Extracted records
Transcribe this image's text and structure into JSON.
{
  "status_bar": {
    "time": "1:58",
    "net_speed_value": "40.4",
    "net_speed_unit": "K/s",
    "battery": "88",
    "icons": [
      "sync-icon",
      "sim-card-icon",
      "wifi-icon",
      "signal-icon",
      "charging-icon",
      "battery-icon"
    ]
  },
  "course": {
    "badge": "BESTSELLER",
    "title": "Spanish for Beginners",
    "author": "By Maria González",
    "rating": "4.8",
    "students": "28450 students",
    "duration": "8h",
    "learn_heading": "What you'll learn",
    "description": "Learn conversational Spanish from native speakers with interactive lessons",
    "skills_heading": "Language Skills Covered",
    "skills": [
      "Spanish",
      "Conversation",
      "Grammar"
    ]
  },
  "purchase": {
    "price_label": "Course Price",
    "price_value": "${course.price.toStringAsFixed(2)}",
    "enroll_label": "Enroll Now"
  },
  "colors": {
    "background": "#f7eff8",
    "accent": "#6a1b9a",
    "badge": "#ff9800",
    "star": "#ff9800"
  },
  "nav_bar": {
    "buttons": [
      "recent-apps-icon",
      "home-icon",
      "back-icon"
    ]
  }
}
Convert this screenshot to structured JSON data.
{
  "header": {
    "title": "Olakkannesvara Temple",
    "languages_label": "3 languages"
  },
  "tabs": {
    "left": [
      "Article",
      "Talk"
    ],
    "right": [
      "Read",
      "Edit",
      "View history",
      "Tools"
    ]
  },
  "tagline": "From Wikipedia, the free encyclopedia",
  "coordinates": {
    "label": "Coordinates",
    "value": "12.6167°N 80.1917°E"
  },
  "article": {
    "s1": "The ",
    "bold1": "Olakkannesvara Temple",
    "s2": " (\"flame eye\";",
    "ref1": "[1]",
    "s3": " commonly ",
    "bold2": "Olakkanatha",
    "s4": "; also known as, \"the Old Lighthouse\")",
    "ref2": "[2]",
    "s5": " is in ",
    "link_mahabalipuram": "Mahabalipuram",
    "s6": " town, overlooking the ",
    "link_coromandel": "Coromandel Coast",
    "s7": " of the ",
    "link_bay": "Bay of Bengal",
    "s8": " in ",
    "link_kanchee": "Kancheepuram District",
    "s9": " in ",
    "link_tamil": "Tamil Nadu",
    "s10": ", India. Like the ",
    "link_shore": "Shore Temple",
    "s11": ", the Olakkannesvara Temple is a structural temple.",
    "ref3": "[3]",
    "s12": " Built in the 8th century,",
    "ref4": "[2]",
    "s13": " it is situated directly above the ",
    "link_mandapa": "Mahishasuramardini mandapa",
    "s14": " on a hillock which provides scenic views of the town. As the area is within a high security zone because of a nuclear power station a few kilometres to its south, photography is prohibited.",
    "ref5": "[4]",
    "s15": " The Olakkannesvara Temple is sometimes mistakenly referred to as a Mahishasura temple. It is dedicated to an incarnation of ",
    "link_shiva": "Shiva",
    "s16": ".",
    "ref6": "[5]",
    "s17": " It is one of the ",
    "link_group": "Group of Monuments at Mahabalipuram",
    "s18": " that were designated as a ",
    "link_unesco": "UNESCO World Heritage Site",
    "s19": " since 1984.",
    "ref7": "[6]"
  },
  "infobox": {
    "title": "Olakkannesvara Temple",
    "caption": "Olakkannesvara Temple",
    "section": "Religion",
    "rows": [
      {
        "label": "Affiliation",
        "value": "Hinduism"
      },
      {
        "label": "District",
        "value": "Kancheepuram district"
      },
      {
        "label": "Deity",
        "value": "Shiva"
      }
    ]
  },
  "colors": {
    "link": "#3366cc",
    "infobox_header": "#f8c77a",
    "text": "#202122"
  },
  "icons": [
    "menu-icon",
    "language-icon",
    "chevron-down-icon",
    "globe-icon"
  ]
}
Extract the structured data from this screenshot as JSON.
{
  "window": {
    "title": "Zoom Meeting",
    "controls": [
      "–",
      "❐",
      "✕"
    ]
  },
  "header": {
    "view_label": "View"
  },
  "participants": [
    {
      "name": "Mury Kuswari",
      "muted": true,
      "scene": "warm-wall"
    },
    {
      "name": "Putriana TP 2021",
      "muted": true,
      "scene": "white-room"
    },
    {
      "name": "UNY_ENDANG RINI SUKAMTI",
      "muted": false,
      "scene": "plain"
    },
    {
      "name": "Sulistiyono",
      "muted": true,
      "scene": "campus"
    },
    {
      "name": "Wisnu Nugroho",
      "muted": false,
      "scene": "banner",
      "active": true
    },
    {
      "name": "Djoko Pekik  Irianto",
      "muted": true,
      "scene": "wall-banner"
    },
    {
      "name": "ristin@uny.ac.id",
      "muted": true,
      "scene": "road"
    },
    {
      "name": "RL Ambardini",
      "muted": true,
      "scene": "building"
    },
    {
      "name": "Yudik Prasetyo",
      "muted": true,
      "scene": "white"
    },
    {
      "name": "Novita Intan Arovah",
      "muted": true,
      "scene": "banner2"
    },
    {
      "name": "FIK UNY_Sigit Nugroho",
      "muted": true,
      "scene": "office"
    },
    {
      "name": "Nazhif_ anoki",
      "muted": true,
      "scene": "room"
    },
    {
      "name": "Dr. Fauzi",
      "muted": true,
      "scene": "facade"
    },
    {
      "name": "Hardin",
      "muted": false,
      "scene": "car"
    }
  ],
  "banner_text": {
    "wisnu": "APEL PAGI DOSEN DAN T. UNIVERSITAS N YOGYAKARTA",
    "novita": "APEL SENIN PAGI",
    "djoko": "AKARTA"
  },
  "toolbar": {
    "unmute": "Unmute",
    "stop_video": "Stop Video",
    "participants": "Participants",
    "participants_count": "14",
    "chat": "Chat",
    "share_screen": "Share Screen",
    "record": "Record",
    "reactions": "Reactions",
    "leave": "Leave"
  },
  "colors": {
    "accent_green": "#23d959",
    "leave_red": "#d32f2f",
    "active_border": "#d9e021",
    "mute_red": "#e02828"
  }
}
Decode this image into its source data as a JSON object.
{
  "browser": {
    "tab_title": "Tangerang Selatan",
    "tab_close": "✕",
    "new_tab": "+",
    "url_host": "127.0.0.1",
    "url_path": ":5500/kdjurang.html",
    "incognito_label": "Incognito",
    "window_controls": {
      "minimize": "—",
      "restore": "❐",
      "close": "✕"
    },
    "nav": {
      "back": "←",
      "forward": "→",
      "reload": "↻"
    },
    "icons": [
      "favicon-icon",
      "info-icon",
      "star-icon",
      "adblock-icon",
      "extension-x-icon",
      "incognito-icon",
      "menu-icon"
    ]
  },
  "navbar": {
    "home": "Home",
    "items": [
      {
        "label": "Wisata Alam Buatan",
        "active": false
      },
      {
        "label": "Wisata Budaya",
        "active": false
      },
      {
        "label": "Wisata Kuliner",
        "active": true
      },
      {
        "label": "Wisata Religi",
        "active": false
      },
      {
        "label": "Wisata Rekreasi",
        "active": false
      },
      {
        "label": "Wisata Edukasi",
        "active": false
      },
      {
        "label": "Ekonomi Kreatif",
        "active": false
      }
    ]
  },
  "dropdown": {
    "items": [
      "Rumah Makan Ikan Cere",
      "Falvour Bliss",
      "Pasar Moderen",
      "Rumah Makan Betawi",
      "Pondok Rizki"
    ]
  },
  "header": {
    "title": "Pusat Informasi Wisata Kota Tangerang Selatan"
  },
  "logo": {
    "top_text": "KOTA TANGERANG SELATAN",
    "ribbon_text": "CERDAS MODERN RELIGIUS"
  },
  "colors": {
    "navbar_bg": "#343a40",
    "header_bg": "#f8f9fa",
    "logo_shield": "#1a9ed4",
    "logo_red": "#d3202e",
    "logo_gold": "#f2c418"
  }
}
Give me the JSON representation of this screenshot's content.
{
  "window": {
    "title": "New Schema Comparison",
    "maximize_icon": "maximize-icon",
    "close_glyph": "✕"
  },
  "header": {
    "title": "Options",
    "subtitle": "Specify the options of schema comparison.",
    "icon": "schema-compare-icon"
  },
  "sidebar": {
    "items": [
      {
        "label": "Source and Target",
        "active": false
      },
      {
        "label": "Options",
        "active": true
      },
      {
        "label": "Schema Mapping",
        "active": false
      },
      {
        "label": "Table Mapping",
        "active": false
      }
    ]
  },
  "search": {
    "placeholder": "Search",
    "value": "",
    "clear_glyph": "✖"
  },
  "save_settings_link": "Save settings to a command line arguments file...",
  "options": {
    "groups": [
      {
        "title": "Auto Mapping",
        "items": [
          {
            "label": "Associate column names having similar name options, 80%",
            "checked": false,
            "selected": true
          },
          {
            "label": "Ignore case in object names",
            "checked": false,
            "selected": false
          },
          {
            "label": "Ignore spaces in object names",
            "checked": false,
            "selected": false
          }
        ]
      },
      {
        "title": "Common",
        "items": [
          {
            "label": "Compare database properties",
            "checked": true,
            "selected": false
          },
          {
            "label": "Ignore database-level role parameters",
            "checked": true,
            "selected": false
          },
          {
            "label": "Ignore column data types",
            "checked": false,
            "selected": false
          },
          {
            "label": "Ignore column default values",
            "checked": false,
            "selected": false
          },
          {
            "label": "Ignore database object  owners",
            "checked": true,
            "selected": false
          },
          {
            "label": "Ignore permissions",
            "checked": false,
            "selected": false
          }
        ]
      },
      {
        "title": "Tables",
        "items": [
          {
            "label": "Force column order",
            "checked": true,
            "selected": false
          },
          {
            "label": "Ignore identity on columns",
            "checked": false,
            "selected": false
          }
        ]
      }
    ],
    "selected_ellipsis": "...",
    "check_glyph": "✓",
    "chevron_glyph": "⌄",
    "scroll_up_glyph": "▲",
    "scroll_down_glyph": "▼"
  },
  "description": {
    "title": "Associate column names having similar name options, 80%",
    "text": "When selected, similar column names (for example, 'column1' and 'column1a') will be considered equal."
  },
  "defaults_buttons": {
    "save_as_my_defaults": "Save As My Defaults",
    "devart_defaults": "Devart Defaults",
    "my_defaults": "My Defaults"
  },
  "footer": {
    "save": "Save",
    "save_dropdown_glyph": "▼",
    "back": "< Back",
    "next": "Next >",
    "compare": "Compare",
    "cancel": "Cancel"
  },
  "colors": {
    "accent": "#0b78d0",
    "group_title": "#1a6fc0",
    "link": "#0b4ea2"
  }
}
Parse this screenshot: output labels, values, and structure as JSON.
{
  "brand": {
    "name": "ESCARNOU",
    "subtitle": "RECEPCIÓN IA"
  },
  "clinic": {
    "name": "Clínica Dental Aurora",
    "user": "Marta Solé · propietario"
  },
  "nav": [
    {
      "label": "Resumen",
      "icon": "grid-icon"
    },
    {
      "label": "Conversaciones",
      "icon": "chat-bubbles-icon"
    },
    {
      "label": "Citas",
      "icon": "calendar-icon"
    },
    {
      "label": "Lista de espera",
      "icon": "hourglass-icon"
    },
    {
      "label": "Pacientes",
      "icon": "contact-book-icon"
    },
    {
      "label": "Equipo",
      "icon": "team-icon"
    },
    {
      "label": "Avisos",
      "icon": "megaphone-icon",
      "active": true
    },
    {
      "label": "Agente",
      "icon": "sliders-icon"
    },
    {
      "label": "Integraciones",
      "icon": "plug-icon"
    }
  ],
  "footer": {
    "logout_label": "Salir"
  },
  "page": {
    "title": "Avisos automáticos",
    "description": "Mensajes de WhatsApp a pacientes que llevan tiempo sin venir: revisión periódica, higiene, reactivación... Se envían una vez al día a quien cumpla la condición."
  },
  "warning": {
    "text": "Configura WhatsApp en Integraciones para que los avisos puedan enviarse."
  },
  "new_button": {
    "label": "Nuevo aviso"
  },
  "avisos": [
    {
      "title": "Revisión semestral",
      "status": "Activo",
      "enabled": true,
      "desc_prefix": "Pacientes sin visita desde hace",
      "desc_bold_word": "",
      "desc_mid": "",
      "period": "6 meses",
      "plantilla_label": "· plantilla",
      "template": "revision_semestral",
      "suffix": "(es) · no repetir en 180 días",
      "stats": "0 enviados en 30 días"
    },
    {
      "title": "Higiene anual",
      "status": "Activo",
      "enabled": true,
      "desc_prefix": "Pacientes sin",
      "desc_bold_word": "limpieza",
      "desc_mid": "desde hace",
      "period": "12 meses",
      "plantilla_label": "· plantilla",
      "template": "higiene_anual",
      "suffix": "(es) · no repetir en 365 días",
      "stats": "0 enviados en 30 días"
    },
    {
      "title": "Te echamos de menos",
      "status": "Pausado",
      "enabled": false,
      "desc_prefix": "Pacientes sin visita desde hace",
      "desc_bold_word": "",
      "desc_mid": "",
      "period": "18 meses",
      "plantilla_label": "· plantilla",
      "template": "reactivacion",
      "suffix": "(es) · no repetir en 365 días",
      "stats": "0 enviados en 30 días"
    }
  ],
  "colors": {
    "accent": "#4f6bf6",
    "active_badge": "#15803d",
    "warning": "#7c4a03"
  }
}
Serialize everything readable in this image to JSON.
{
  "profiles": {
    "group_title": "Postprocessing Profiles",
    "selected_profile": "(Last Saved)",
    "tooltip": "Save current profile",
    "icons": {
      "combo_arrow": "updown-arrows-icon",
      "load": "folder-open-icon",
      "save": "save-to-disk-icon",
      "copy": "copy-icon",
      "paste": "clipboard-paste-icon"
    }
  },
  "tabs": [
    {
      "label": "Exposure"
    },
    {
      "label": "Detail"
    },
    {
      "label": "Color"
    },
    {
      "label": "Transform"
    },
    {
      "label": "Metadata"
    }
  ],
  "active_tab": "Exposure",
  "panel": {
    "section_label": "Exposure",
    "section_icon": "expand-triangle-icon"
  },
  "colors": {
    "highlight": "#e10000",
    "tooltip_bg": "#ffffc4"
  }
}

→ TASK INSTRUCTIONS: From the entries above, extract every line where the word "town" appears.

→ EXERCISE ANSWER:
    "s6": " town, overlooking the ",
    "s14": " on a hillock which provides scenic views of the town. As the area is within a high security zone because of a nuclear power station a few kilometres to its south, photography is prohibited.",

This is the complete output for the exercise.